Extrait de texte

En Ouganda, l’opposition affirme que son principal candidat, Bobi Wine, a été emmené vendredi soir vers une destination inconnue par des éléments de l’armée. Selon la Plateforme d’unité nationale, un hélicoptère militaire se serait posé dans sa résidence de Kampala, une version démentie par la police.
La tension a franchi un nouveau cap en Ouganda ce vendredi soir. Alors que le pays attend fiévreusement l’annonce des résultats définitifs de la présidentielle, la Plateforme d’unité nationale (NUP) a jeté l’effroi en annonçant l’enlèvement de son leader. Selon le parti d’opposition, un hélicoptère de l’armée aurait atterri directement dans la résidence de Bobi Wine pour l’emmener de force. Cette escalade intervient dans un climat de répression sanglante, alors que le président sortant Yoweri Museveni, 81 ans, s’apprête à entamer un septième mandat consécutif.
Un assaut militaire en pleine nuit à Kampala
L’incident s’est produit alors que Robert Kyagulanyi, de son vrai nom, était déjà encerclé par les forces de sécurité à son domicile depuis le jour du scrutin. Selon les cadres de la NUP, l’opération a été d’une rare violence : les gardes du corps de l’ancien chanteur auraient été sauvagement agressés avant que ce dernier ne soit engouffré dans l’appareil militaire.

(Entrées de données stockées)
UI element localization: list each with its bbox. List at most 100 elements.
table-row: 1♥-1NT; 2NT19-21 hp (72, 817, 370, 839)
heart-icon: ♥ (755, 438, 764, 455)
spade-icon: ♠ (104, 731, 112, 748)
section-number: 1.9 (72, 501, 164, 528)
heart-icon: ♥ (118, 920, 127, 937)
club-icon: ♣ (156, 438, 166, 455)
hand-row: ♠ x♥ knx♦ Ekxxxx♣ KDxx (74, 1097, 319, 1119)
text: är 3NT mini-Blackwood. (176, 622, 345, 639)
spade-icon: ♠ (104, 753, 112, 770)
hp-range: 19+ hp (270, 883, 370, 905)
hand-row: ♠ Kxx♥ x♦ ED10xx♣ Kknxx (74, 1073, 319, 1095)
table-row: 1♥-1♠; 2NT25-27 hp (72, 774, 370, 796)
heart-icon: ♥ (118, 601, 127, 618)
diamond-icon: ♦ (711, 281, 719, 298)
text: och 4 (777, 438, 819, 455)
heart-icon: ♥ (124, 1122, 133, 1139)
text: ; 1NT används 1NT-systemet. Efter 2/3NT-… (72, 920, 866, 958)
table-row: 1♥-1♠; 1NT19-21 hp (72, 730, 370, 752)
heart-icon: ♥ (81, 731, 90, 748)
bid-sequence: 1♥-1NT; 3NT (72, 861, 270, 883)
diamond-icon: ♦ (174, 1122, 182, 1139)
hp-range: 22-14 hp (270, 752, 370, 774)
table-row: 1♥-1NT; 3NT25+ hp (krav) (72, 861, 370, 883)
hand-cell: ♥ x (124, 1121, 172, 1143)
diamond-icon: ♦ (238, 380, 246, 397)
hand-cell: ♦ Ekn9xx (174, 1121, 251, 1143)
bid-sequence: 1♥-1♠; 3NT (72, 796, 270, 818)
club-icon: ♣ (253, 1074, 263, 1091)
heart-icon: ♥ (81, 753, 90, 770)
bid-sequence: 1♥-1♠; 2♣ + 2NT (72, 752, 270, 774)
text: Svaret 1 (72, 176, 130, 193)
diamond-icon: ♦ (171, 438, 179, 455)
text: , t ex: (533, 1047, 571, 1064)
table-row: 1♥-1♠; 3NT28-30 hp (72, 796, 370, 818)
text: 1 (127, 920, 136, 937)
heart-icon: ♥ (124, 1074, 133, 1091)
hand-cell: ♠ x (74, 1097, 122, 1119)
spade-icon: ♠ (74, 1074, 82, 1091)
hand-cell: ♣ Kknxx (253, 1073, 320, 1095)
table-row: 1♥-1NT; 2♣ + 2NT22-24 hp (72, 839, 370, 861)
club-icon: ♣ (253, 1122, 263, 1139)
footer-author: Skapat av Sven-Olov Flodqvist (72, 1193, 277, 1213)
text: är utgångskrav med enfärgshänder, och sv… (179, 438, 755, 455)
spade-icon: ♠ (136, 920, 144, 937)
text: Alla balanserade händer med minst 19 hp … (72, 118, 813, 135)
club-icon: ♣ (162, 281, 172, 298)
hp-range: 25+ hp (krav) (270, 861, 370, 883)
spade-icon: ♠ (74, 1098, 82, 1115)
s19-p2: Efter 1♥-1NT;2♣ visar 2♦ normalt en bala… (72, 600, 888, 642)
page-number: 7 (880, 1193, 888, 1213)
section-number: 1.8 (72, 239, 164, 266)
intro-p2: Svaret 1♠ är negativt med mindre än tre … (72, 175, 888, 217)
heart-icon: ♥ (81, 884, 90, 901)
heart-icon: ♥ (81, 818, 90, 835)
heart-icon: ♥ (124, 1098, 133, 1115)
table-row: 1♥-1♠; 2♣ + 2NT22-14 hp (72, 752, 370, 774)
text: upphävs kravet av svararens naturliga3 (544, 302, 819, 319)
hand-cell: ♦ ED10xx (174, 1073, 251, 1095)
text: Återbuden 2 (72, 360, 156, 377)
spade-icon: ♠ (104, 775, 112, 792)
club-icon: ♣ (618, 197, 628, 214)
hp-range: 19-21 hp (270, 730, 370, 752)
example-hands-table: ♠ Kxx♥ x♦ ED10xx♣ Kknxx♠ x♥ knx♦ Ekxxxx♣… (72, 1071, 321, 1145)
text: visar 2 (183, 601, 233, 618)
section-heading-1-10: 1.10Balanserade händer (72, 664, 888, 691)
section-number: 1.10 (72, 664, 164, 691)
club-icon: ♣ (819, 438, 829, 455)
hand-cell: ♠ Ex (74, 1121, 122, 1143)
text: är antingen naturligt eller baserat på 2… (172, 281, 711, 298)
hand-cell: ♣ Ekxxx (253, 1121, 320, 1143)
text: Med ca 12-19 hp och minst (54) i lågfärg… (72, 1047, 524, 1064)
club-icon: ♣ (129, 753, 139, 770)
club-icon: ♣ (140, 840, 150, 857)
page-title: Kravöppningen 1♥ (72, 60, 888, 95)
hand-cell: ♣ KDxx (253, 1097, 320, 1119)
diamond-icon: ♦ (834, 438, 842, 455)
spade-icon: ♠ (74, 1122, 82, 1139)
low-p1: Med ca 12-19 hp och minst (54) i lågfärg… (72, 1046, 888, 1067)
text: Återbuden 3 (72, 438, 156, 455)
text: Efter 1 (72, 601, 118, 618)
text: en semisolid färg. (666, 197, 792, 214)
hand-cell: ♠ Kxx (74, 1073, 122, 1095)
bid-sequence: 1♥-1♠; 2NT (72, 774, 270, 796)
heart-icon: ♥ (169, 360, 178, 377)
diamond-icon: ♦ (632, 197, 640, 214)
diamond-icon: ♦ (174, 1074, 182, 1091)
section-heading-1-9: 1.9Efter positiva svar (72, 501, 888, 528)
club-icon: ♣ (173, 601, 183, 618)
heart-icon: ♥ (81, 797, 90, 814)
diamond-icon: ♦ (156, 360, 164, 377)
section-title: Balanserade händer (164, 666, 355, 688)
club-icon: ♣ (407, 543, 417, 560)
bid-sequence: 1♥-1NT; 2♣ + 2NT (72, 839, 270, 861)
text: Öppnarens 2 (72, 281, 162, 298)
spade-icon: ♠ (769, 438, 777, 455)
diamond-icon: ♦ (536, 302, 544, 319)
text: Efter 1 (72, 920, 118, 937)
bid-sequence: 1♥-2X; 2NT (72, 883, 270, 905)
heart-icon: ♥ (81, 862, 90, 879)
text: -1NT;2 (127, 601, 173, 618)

Consigne
Dans le texte sur l’Ouganda, recopiez le passage compris entre « En Ouganda, l’opposition » et « par la police. » inclus, en substituant « avion militaire » à « hélicoptère militaire ».

Corrigé
En Ouganda, l’opposition affirme que son principal candidat, Bobi Wine, a été emmené vendredi soir vers une destination inconnue par des éléments de l’armée. Selon la Plateforme d’unité nationale, un avion militaire se serait posé dans sa résidence de Kampala, une version démentie par la police.